#### Source text:
▼

When the gate voltage of the switch transistor $M_s$ falls down, the switch turns off. During the turn off, charge is transferred from/to $C_{gs_1}$ by two mechanisms:

a) the charge in the channel of $M_s$ is transferred to the terminals of the switch. Some goes to the drain, some goes to the source.

b) the capacitive coupling of $C_{gs_s}$ and $C_{gs_1}$ transfers charge from the gate of $M_1$ to the gate of $M_s$.

Lets take a look in more detail at what happens during switch turn-off. While $V_{GS_s}$ is above the threshold voltage $V_{TH}$ of $M_s$, the switch is still turned on and the circuit can be depicted as the left figure below.

▲

#### Data lines:
▼

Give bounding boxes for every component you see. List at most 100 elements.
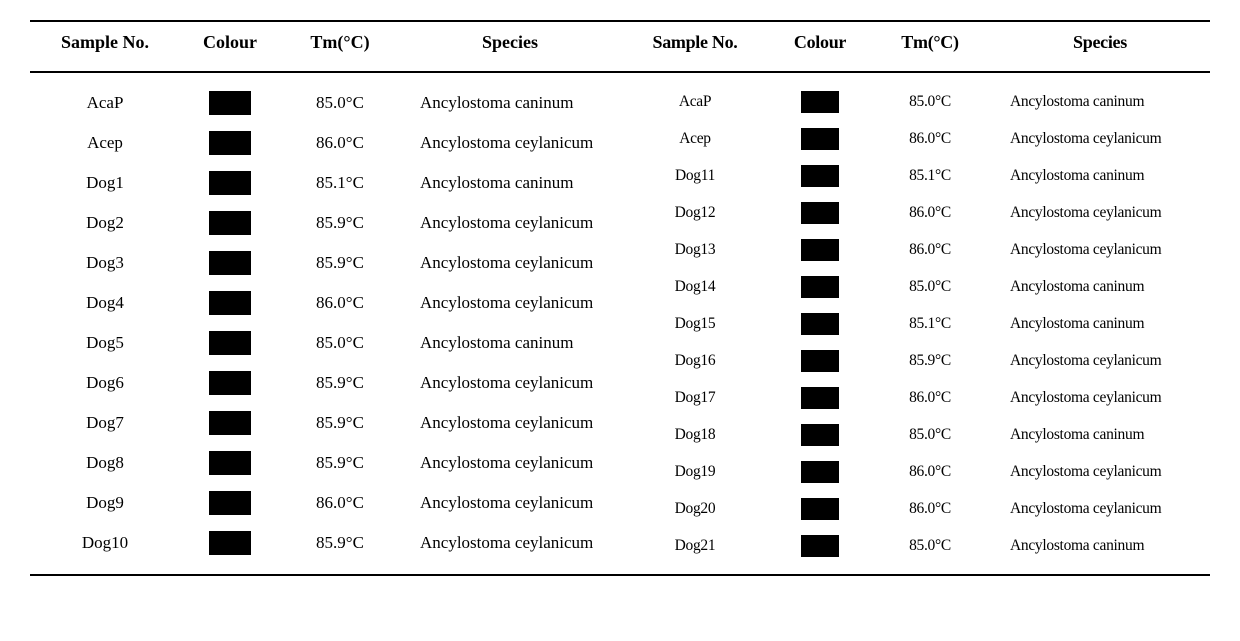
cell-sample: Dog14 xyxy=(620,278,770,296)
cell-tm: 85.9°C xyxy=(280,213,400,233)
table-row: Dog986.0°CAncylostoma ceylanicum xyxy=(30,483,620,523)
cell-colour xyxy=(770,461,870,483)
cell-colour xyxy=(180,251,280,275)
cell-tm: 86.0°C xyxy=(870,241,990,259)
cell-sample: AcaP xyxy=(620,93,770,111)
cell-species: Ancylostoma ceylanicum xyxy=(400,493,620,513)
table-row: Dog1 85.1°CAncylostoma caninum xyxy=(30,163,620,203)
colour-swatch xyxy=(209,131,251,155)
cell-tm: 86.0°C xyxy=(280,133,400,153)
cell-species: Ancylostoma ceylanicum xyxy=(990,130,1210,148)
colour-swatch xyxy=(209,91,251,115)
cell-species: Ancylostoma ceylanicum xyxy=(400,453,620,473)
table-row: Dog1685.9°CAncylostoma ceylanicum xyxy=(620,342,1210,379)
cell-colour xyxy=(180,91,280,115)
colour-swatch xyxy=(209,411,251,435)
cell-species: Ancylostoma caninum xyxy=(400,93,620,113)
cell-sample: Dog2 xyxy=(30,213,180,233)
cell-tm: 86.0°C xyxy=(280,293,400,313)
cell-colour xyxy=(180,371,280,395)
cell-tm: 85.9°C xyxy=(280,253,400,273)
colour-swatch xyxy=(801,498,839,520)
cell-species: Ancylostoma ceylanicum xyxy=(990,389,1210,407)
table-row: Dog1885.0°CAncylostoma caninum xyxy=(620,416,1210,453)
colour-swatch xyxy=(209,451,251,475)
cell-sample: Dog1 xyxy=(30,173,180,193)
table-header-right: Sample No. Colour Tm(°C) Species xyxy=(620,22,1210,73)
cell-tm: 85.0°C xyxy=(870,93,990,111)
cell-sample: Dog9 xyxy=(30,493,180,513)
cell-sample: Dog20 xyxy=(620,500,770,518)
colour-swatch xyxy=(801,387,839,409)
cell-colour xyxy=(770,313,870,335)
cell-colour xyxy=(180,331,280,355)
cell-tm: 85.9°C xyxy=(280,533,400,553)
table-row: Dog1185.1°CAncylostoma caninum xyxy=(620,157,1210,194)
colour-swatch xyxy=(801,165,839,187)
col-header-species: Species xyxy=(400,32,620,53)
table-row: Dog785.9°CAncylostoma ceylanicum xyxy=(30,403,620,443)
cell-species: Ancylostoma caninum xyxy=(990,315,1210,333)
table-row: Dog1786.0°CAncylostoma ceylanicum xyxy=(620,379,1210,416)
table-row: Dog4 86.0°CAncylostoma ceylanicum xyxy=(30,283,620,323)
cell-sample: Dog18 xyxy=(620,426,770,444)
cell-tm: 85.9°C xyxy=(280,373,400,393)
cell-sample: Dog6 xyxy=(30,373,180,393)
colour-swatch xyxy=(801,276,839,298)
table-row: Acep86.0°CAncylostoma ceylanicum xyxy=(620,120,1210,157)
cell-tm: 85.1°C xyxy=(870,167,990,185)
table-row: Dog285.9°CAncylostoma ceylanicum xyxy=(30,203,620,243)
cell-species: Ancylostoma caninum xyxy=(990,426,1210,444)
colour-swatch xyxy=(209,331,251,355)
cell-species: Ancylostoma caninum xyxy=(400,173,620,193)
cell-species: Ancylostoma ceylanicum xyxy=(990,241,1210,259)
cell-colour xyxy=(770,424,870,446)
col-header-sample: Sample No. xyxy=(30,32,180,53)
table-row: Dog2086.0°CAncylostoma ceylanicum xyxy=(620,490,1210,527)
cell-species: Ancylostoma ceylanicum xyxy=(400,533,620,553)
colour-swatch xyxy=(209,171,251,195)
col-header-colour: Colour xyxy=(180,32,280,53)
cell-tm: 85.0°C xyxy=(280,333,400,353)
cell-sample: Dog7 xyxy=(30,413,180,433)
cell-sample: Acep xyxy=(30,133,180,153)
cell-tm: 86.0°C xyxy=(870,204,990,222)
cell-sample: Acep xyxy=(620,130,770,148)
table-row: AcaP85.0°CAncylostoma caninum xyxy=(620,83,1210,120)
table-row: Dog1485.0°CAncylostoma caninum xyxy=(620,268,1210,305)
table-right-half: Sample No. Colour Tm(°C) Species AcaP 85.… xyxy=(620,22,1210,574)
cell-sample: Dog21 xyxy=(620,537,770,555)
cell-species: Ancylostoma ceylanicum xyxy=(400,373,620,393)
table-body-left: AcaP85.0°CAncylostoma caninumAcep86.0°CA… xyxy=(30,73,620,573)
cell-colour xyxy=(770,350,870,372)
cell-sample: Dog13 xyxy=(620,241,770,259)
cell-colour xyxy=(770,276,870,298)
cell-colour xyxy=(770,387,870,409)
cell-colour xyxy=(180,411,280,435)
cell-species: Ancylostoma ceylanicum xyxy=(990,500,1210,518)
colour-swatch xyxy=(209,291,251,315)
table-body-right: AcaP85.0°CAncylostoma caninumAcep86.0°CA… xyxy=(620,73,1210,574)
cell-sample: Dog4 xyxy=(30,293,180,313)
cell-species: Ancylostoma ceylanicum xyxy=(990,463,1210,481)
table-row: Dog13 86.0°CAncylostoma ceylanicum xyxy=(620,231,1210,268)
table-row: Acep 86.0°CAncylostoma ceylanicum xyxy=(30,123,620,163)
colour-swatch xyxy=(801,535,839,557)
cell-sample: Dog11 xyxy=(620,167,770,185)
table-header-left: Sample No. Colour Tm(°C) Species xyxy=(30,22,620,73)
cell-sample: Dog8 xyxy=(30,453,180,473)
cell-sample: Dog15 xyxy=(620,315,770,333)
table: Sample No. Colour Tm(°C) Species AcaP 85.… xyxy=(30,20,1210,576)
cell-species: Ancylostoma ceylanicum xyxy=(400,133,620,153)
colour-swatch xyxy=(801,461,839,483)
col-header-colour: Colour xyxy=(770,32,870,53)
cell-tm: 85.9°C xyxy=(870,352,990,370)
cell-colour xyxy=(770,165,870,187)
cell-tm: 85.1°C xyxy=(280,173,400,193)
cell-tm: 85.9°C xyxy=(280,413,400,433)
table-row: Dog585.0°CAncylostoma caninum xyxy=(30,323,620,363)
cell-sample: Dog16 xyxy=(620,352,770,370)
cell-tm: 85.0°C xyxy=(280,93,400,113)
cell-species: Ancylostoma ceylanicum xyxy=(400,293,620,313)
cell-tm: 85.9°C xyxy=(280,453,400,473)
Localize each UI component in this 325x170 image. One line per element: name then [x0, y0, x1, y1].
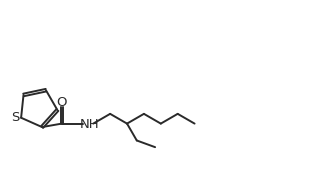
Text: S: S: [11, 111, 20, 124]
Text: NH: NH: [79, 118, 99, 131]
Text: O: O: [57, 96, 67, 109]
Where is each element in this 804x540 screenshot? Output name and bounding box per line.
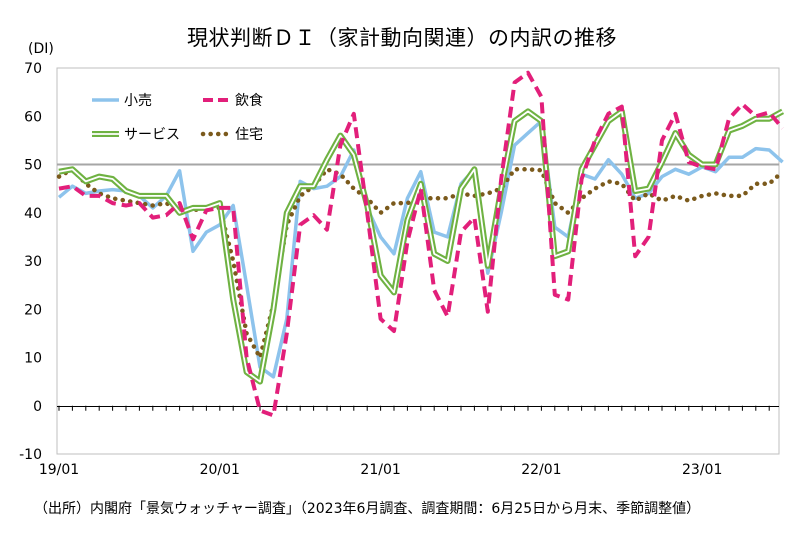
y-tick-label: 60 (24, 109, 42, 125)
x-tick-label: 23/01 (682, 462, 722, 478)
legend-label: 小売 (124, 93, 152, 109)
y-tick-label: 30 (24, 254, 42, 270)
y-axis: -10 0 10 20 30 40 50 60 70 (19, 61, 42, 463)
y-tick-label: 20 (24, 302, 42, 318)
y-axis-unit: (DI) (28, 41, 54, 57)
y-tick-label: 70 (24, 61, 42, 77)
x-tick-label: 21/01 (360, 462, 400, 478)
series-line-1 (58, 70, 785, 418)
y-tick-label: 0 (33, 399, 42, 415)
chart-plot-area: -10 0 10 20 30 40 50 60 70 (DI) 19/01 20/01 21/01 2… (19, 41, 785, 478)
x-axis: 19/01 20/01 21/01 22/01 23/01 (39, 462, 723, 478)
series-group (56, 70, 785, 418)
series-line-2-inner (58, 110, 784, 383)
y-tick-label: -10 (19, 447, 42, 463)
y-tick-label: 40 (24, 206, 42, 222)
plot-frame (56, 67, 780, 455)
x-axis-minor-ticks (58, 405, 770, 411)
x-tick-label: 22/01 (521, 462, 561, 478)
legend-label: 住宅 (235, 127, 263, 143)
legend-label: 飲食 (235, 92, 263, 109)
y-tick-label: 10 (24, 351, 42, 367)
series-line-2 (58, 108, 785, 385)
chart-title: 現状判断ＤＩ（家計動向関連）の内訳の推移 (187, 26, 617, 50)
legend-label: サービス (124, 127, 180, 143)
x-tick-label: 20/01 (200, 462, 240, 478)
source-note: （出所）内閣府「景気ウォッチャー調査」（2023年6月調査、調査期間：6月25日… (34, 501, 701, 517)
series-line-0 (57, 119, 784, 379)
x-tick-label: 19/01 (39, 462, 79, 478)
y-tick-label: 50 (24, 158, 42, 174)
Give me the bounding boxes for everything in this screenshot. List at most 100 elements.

▲

Retype the stretch of the switch turn-off passage above from "a) the charge" through "gate of $M_s$.".

a) the charge in the channel of $M_s$ is transferred to the terminals of the switch. Some goes to the drain, some goes to the source.

b) the capacitive coupling of $C_{gs_s}$ and $C_{gs_1}$ transfers charge from the gate of $M_1$ to the gate of $M_s$.